==== DATASET RECORDS ====

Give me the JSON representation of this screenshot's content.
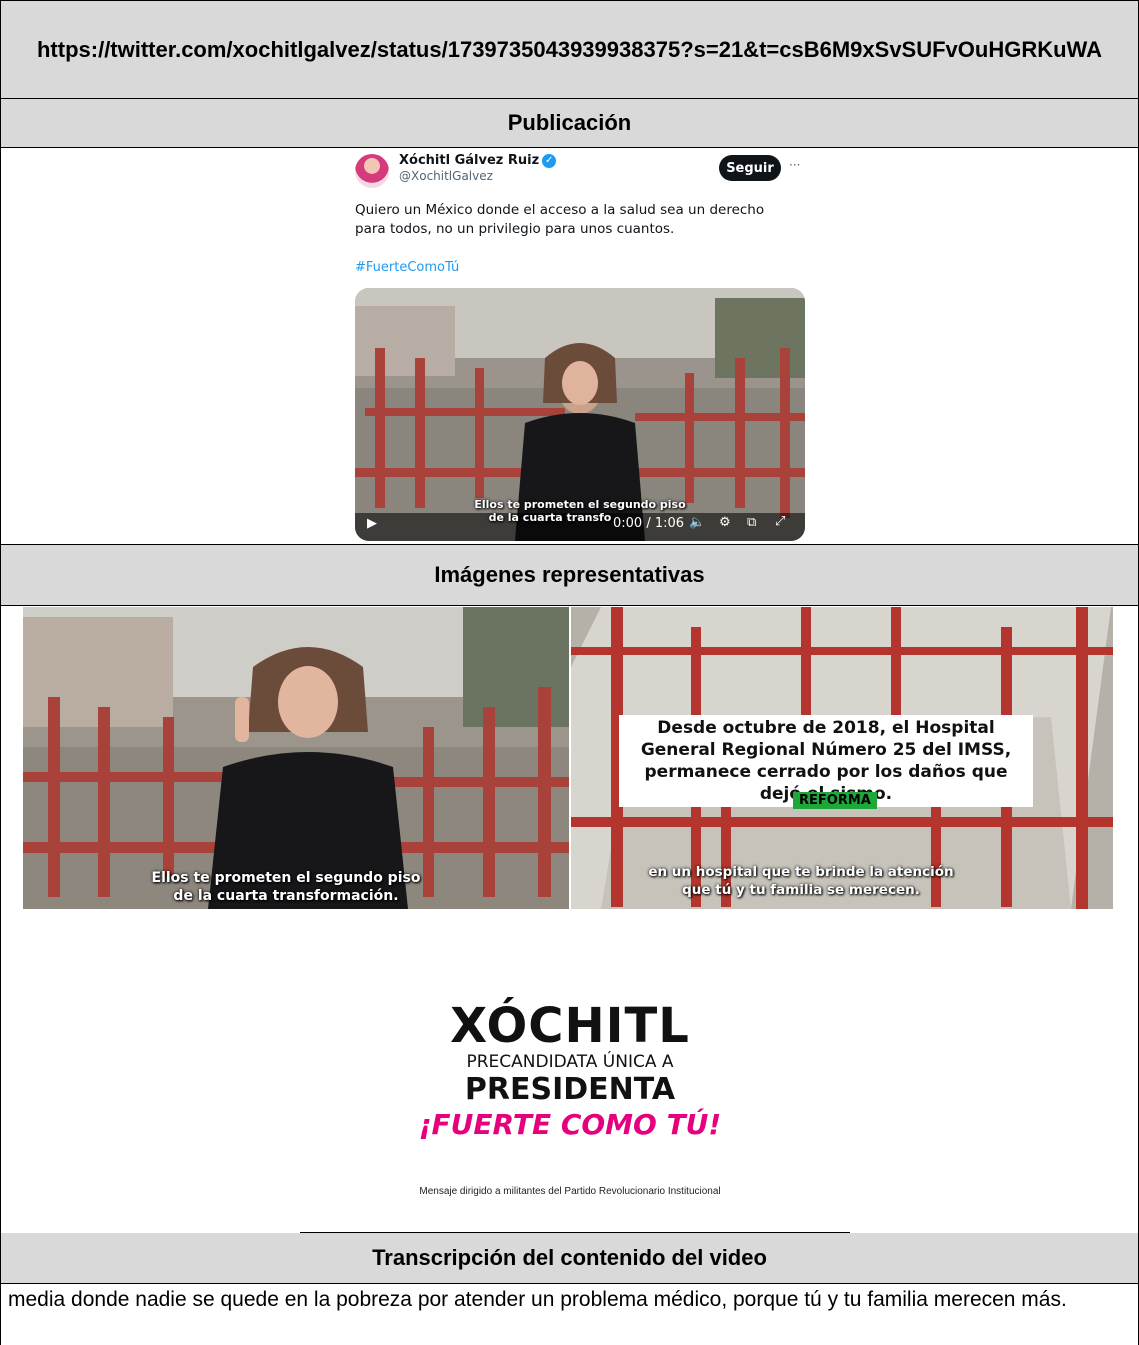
{
  "url_header": "https://twitter.com/xochitlgalvez/status/1739735043939938375?s=21&t=csB6M9xSvSUFvOuHGRKuWA",
  "sections": {
    "publication": "Publicación",
    "images": "Imágenes representativas",
    "transcription": "Transcripción del contenido del video"
  },
  "tweet": {
    "author_name": "Xóchitl Gálvez Ruiz",
    "handle": "@XochitlGalvez",
    "follow_label": "Seguir",
    "more_label": "···",
    "text": "Quiero un México donde el acceso a la salud sea un derecho para todos, no un privilegio para unos cuantos.",
    "hashtag": "#FuerteComoTú",
    "video_caption_line1": "Ellos te prometen el segundo piso",
    "video_caption_line2": "de la cuarta transfo",
    "video_time": "0:00 / 1:06"
  },
  "images": {
    "left_caption_line1": "Ellos te prometen el segundo piso",
    "left_caption_line2": "de la cuarta transformación.",
    "right_headline": "Desde octubre de 2018, el Hospital General Regional Número 25 del IMSS, permanece cerrado por los daños que dejó el sismo.",
    "right_source": "REFORMA",
    "right_caption_line1": "en un hospital que te brinde la atención",
    "right_caption_line2": "que tú y tu familia se merecen."
  },
  "logo": {
    "name": "XÓCHITL",
    "line2": "PRECANDIDATA ÚNICA A",
    "line3": "PRESIDENTA",
    "slogan": "¡FUERTE COMO TÚ!",
    "disclaimer": "Mensaje dirigido a militantes del Partido Revolucionario Institucional"
  },
  "transcription_text": "media donde nadie se quede en la pobreza por atender un problema médico, porque tú y tu familia merecen más.",
  "colors": {
    "header_bg": "#d9d9d9",
    "link_blue": "#1d9bf0",
    "slogan_pink": "#e6007e",
    "steel_red": "#a8423a",
    "reforma_green": "#1fa83a"
  }
}
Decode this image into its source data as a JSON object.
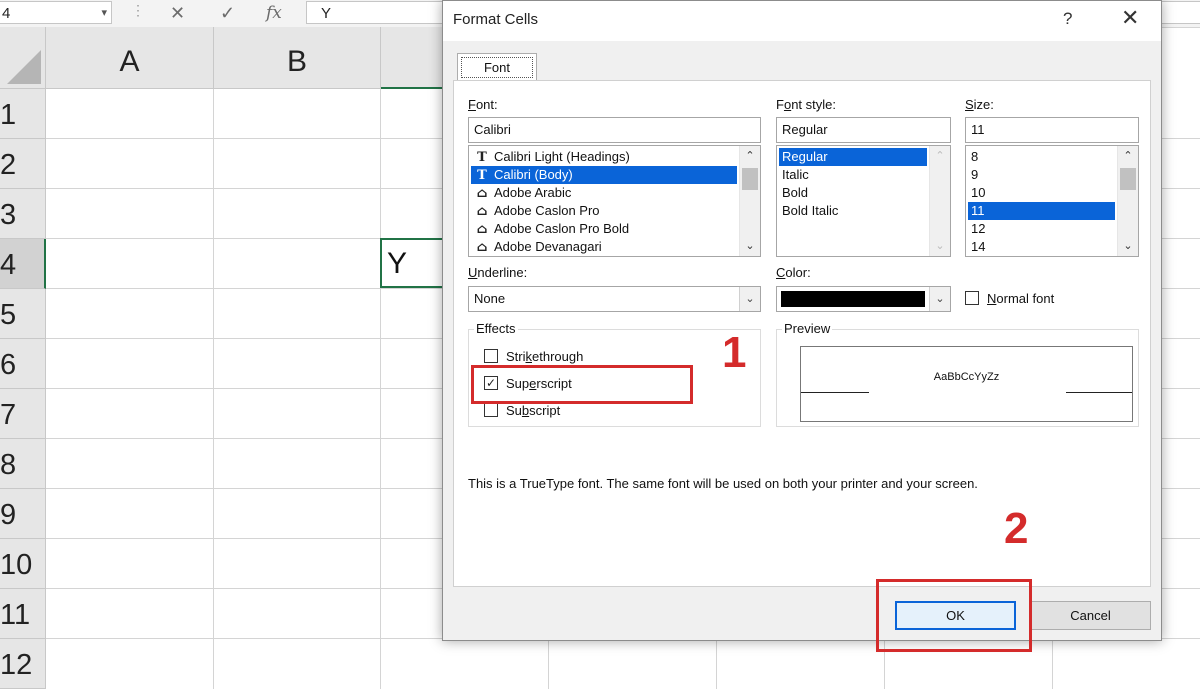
{
  "formula_bar": {
    "name_box": "4",
    "dropdown_glyph": "▾",
    "separator": "⋮",
    "cancel_icon": "✕",
    "enter_icon": "✓",
    "fx_label": "fx",
    "content": "Y"
  },
  "grid": {
    "columns": [
      "A",
      "B"
    ],
    "rows": [
      "1",
      "2",
      "3",
      "4",
      "5",
      "6",
      "7",
      "8",
      "9",
      "10",
      "11",
      "12"
    ],
    "active_cell_value": "Y"
  },
  "dialog": {
    "title": "Format Cells",
    "help": "?",
    "close": "✕",
    "tab": "Font",
    "font_label_u": "F",
    "font_label_rest": "ont:",
    "font_value": "Calibri",
    "font_list": [
      {
        "icon": "T",
        "name": "Calibri Light (Headings)"
      },
      {
        "icon": "T",
        "name": "Calibri (Body)"
      },
      {
        "icon": "⌂",
        "name": "Adobe Arabic"
      },
      {
        "icon": "⌂",
        "name": "Adobe Caslon Pro"
      },
      {
        "icon": "⌂",
        "name": "Adobe Caslon Pro Bold"
      },
      {
        "icon": "⌂",
        "name": "Adobe Devanagari"
      }
    ],
    "style_label_pre": "F",
    "style_label_u": "o",
    "style_label_rest": "nt style:",
    "style_value": "Regular",
    "style_list": [
      "Regular",
      "Italic",
      "Bold",
      "Bold Italic"
    ],
    "size_label_u": "S",
    "size_label_rest": "ize:",
    "size_value": "11",
    "size_list": [
      "8",
      "9",
      "10",
      "11",
      "12",
      "14"
    ],
    "underline_label_u": "U",
    "underline_label_rest": "nderline:",
    "underline_value": "None",
    "color_label_u": "C",
    "color_label_rest": "olor:",
    "color_value_hex": "#000000",
    "normal_font_u": "N",
    "normal_font_rest": "ormal font",
    "effects_title": "Effects",
    "strike_pre": "Stri",
    "strike_u": "k",
    "strike_rest": "ethrough",
    "super_pre": "Sup",
    "super_u": "e",
    "super_rest": "rscript",
    "sub_pre": "Su",
    "sub_u": "b",
    "sub_rest": "script",
    "preview_title": "Preview",
    "preview_text": "AaBbCcYyZz",
    "info": "This is a TrueType font.  The same font will be used on both your printer and your screen.",
    "ok": "OK",
    "cancel": "Cancel"
  },
  "annotations": {
    "step1": "1",
    "step2": "2",
    "color": "#d42b2b"
  },
  "colors": {
    "excel_green": "#217346",
    "selection_blue": "#0a64d8"
  }
}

====

▸ **WHAT IS REQUIRED**
Output the data above in full. Skip every picture.

▸ **SOLUTION**
Give me the JSON representation of this screenshot's content.
{
  "url_header": "https://twitter.com/xochitlgalvez/status/1739735043939938375?s=21&t=csB6M9xSvSUFvOuHGRKuWA",
  "sections": {
    "publication": "Publicación",
    "images": "Imágenes representativas",
    "transcription": "Transcripción del contenido del video"
  },
  "tweet": {
    "author_name": "Xóchitl Gálvez Ruiz",
    "handle": "@XochitlGalvez",
    "follow_label": "Seguir",
    "more_label": "···",
    "text": "Quiero un México donde el acceso a la salud sea un derecho para todos, no un privilegio para unos cuantos.",
    "hashtag": "#FuerteComoTú",
    "video_caption_line1": "Ellos te prometen el segundo piso",
    "video_caption_line2": "de la cuarta transfo",
    "video_time": "0:00 / 1:06"
  },
  "images": {
    "left_caption_line1": "Ellos te prometen el segundo piso",
    "left_caption_line2": "de la cuarta transformación.",
    "right_headline": "Desde octubre de 2018, el Hospital General Regional Número 25 del IMSS, permanece cerrado por los daños que dejó el sismo.",
    "right_source": "REFORMA",
    "right_caption_line1": "en un hospital que te brinde la atención",
    "right_caption_line2": "que tú y tu familia se merecen."
  },
  "logo": {
    "name": "XÓCHITL",
    "line2": "PRECANDIDATA ÚNICA A",
    "line3": "PRESIDENTA",
    "slogan": "¡FUERTE COMO TÚ!",
    "disclaimer": "Mensaje dirigido a militantes del Partido Revolucionario Institucional"
  },
  "transcription_text": "media donde nadie se quede en la pobreza por atender un problema médico, porque tú y tu familia merecen más.",
  "colors": {
    "header_bg": "#d9d9d9",
    "link_blue": "#1d9bf0",
    "slogan_pink": "#e6007e",
    "steel_red": "#a8423a",
    "reforma_green": "#1fa83a"
  }
}
Decode this image into its source data as a JSON object.
{
  "formula_bar": {
    "name_box": "4",
    "dropdown_glyph": "▾",
    "separator": "⋮",
    "cancel_icon": "✕",
    "enter_icon": "✓",
    "fx_label": "fx",
    "content": "Y"
  },
  "grid": {
    "columns": [
      "A",
      "B"
    ],
    "rows": [
      "1",
      "2",
      "3",
      "4",
      "5",
      "6",
      "7",
      "8",
      "9",
      "10",
      "11",
      "12"
    ],
    "active_cell_value": "Y"
  },
  "dialog": {
    "title": "Format Cells",
    "help": "?",
    "close": "✕",
    "tab": "Font",
    "font_label_u": "F",
    "font_label_rest": "ont:",
    "font_value": "Calibri",
    "font_list": [
      {
        "icon": "T",
        "name": "Calibri Light (Headings)"
      },
      {
        "icon": "T",
        "name": "Calibri (Body)"
      },
      {
        "icon": "⌂",
        "name": "Adobe Arabic"
      },
      {
        "icon": "⌂",
        "name": "Adobe Caslon Pro"
      },
      {
        "icon": "⌂",
        "name": "Adobe Caslon Pro Bold"
      },
      {
        "icon": "⌂",
        "name": "Adobe Devanagari"
      }
    ],
    "style_label_pre": "F",
    "style_label_u": "o",
    "style_label_rest": "nt style:",
    "style_value": "Regular",
    "style_list": [
      "Regular",
      "Italic",
      "Bold",
      "Bold Italic"
    ],
    "size_label_u": "S",
    "size_label_rest": "ize:",
    "size_value": "11",
    "size_list": [
      "8",
      "9",
      "10",
      "11",
      "12",
      "14"
    ],
    "underline_label_u": "U",
    "underline_label_rest": "nderline:",
    "underline_value": "None",
    "color_label_u": "C",
    "color_label_rest": "olor:",
    "color_value_hex": "#000000",
    "normal_font_u": "N",
    "normal_font_rest": "ormal font",
    "effects_title": "Effects",
    "strike_pre": "Stri",
    "strike_u": "k",
    "strike_rest": "ethrough",
    "super_pre": "Sup",
    "super_u": "e",
    "super_rest": "rscript",
    "sub_pre": "Su",
    "sub_u": "b",
    "sub_rest": "script",
    "preview_title": "Preview",
    "preview_text": "AaBbCcYyZz",
    "info": "This is a TrueType font.  The same font will be used on both your printer and your screen.",
    "ok": "OK",
    "cancel": "Cancel"
  },
  "annotations": {
    "step1": "1",
    "step2": "2",
    "color": "#d42b2b"
  },
  "colors": {
    "excel_green": "#217346",
    "selection_blue": "#0a64d8"
  }
}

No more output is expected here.